RECORDS SHOWN
[Begin]

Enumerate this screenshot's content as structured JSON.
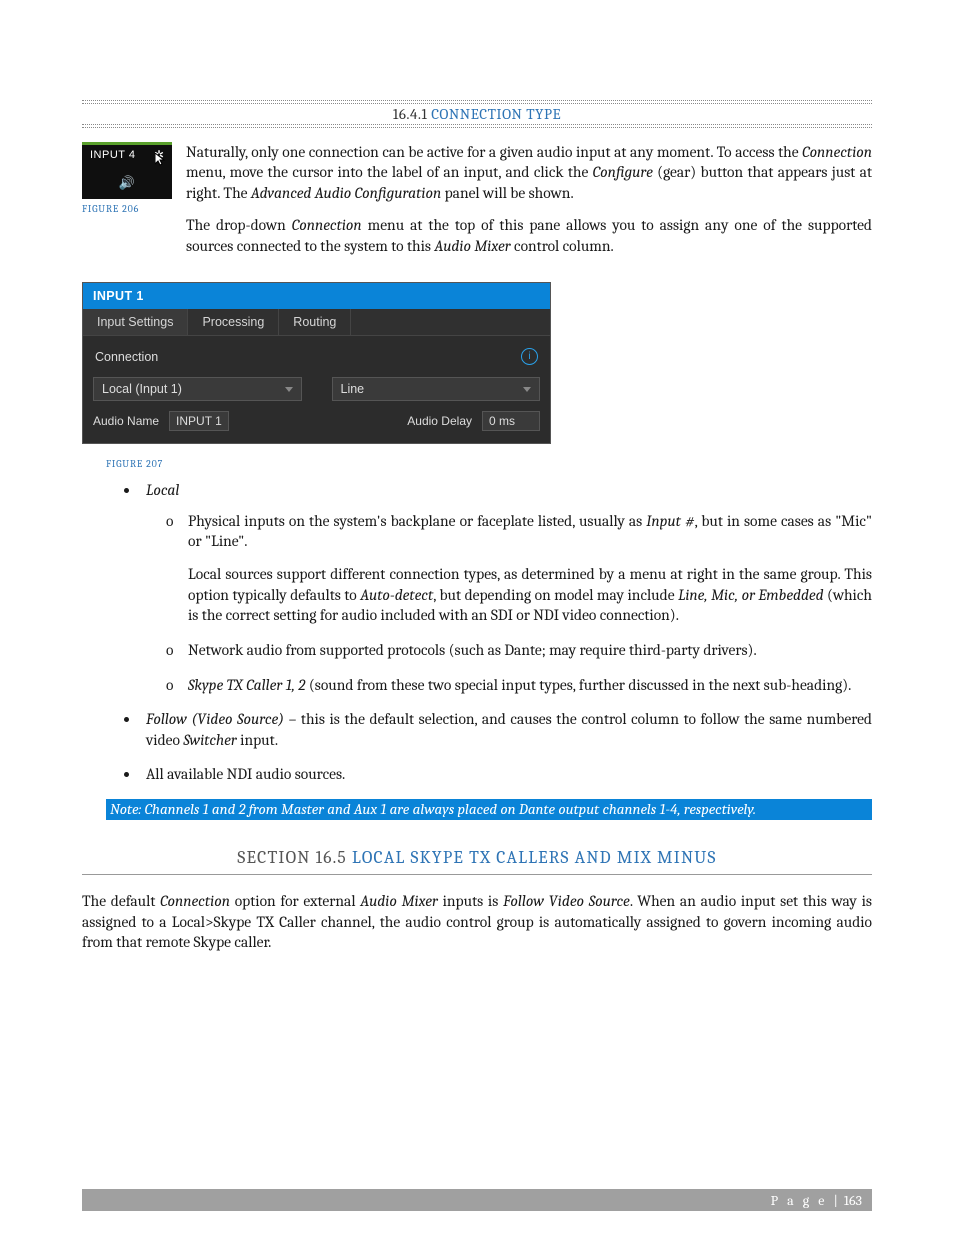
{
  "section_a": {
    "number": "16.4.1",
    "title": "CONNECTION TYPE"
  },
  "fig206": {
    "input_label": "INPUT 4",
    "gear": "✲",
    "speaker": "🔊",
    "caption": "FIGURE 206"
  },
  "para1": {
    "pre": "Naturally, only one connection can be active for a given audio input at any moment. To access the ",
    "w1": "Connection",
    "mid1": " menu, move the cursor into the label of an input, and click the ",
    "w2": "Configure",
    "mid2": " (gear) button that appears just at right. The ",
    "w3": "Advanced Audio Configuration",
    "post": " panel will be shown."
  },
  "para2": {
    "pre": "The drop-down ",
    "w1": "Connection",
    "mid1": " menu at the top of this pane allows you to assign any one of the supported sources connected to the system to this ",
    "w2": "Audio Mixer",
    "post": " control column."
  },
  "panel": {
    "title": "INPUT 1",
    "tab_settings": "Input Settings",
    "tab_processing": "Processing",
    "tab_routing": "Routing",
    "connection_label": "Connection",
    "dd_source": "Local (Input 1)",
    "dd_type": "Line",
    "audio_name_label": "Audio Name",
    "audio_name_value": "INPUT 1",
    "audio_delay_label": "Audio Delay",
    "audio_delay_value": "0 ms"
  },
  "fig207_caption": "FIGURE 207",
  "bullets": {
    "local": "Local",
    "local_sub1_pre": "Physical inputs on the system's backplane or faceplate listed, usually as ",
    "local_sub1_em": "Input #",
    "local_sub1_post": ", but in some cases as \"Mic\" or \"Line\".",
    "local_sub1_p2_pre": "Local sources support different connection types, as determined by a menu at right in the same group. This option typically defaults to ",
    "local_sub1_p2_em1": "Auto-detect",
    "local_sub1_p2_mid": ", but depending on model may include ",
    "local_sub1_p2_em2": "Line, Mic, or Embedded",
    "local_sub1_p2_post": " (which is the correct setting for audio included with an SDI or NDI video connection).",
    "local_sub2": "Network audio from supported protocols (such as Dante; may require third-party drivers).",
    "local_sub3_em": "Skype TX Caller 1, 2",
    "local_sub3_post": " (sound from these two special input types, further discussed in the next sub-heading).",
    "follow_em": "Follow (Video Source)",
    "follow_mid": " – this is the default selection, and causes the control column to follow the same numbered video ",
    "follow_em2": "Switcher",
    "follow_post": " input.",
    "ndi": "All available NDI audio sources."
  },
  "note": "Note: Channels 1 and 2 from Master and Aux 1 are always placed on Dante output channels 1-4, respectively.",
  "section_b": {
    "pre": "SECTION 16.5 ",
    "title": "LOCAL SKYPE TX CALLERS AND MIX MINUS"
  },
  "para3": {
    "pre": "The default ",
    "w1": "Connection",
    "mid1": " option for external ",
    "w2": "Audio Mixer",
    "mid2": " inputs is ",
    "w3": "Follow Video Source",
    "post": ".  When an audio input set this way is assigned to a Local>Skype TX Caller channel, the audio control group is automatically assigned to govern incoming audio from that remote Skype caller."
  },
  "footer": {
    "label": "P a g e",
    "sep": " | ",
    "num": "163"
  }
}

[End]
[Begin]

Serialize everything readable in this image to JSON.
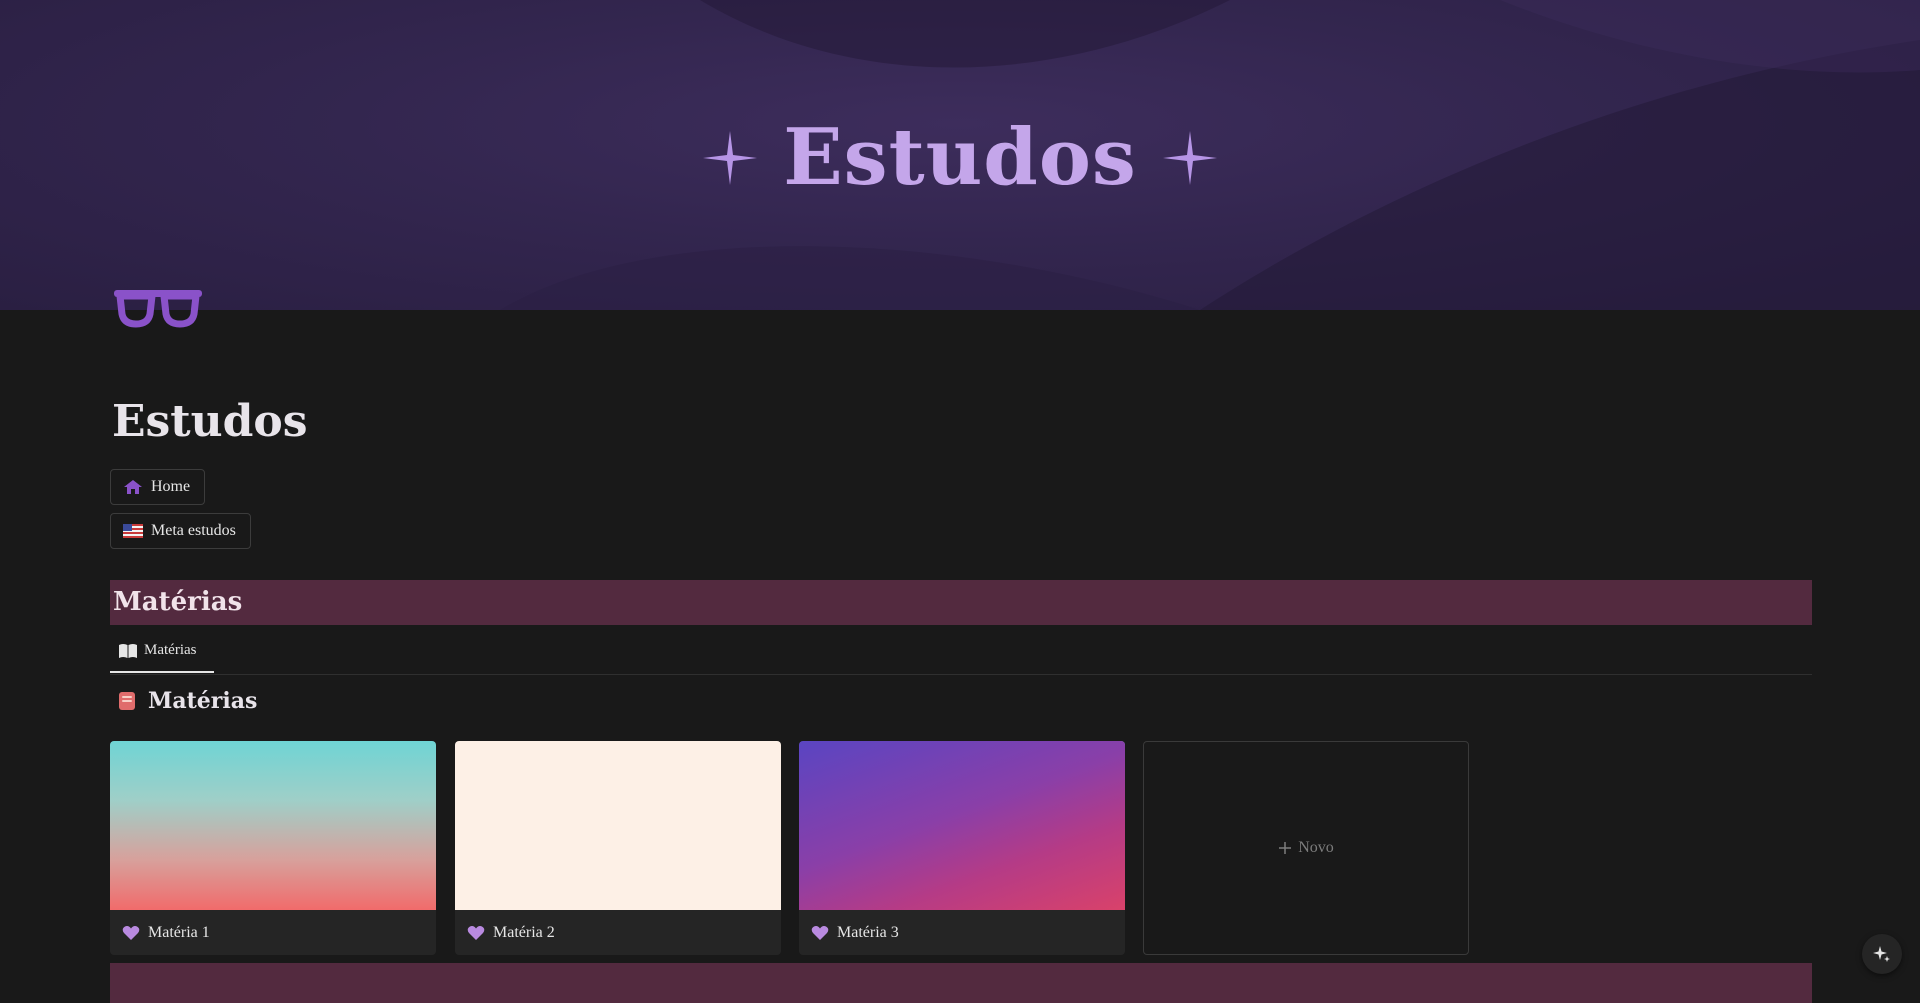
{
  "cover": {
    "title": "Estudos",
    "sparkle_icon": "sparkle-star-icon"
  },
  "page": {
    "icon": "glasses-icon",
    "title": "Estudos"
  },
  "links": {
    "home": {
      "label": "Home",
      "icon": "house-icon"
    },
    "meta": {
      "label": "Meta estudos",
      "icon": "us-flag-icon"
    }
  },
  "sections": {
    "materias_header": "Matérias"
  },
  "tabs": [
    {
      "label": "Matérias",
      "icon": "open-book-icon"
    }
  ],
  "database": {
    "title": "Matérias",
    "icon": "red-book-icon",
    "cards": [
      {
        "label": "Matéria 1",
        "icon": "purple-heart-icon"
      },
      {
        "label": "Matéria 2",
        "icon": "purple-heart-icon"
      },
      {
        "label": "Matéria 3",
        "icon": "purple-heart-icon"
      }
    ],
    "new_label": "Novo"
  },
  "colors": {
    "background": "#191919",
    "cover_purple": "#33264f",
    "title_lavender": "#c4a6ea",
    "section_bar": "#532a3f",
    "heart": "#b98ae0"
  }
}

[End]
[Begin]

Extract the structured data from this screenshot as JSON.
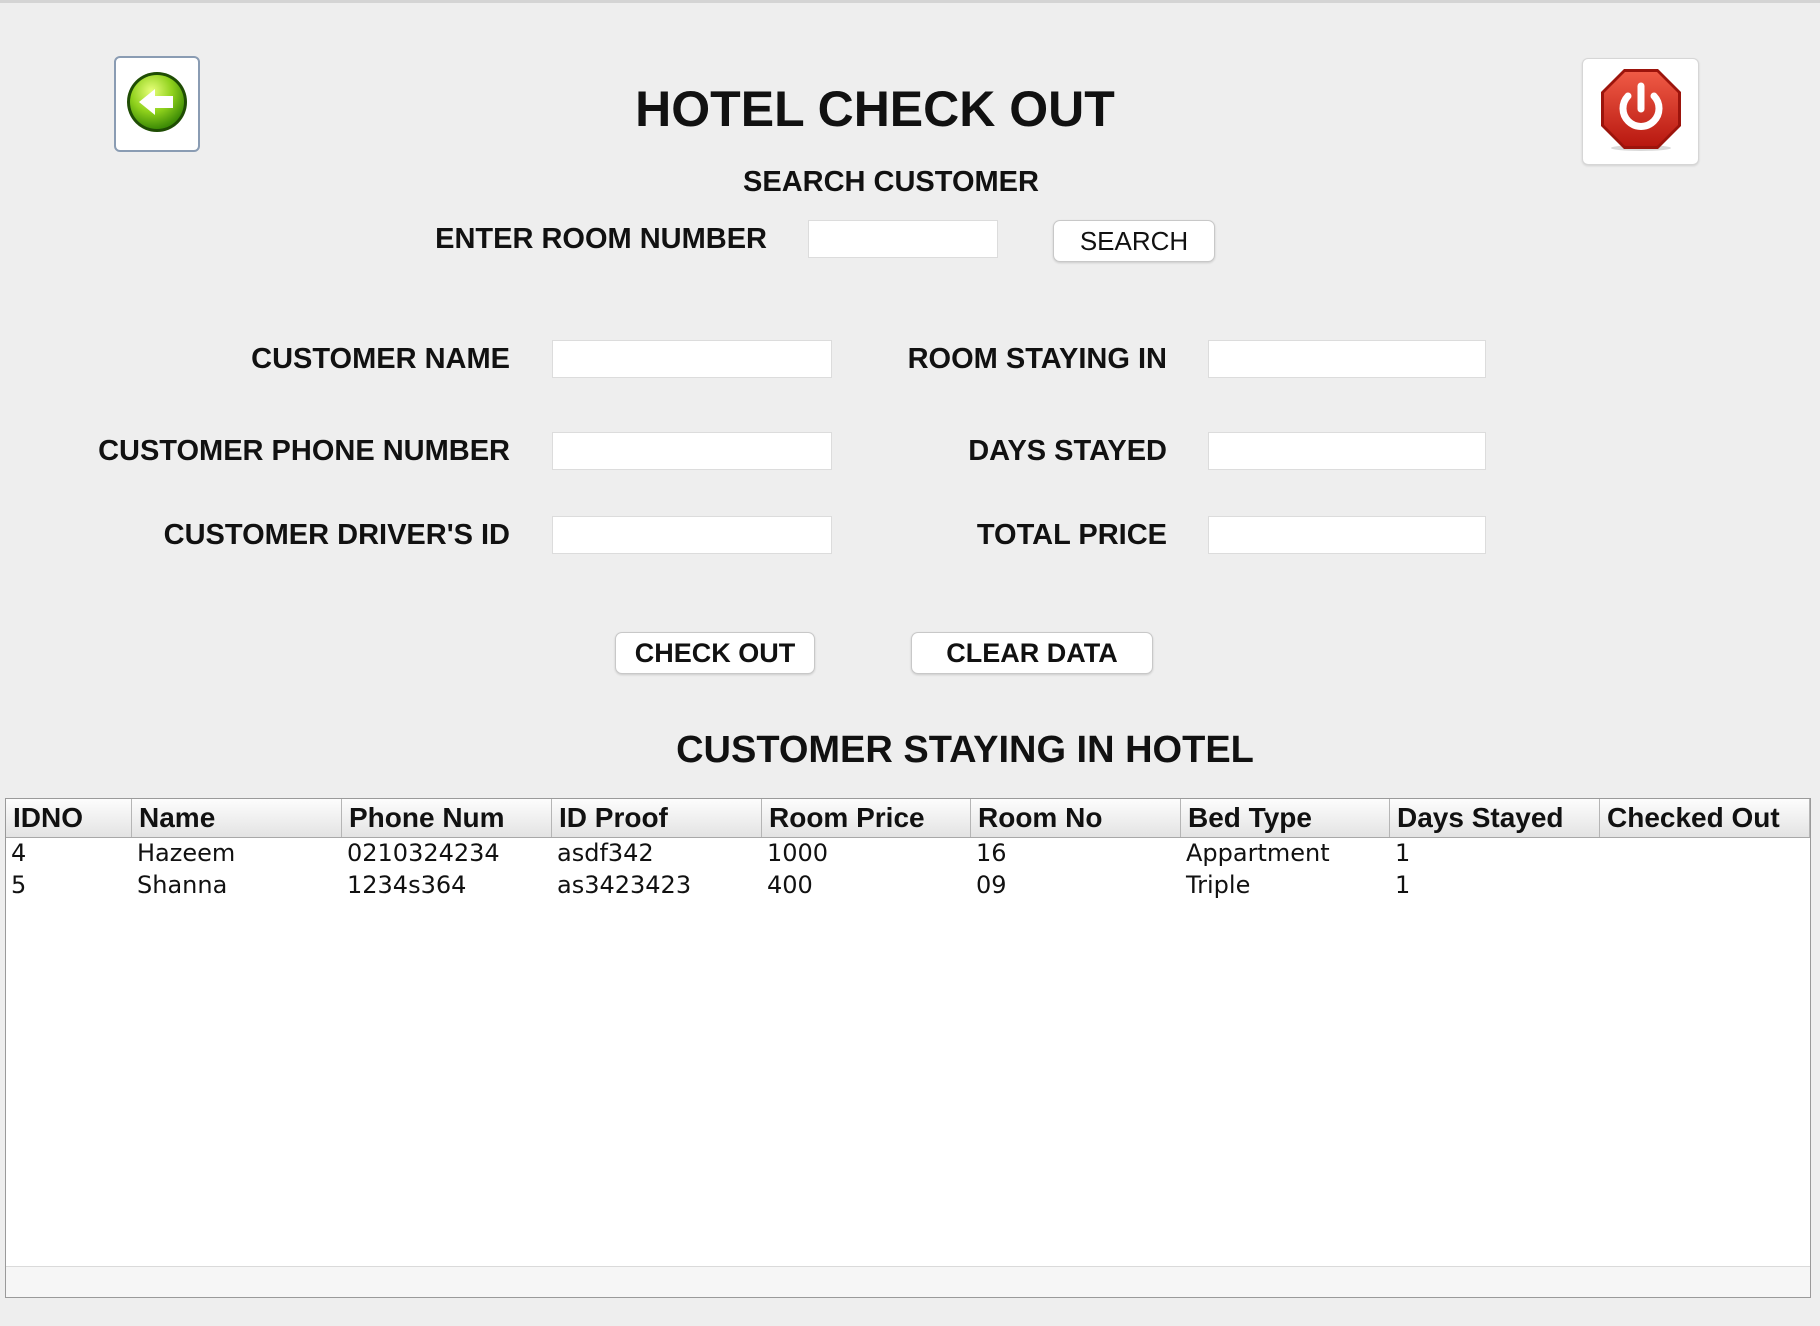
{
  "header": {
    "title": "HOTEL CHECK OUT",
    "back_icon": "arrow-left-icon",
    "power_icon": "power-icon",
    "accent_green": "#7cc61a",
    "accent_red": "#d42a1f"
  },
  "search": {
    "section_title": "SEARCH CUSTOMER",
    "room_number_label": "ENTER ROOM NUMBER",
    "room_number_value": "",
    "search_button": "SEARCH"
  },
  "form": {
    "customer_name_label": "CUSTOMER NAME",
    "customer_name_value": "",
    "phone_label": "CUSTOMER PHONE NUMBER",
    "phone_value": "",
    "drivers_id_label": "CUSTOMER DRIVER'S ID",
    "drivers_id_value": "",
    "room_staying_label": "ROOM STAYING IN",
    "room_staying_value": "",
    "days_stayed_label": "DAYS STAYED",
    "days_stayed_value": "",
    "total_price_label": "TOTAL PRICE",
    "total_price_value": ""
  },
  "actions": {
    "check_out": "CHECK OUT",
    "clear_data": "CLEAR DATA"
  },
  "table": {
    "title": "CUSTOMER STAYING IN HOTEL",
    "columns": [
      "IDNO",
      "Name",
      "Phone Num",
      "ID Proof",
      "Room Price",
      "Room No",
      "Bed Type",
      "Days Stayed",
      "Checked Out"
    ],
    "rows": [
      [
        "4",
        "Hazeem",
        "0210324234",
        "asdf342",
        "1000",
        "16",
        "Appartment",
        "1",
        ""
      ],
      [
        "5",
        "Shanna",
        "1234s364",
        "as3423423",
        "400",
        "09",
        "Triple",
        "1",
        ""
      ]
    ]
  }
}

[End]

List all lines in the material containing the string "that".

    "mid2": " (gear) button that appears just at right. The ",
    "post": ".  When an audio input set this way is assigned to a Local>Skype TX Caller channel, the audio control group is automatically assigned to govern incoming audio from that remote Skype caller."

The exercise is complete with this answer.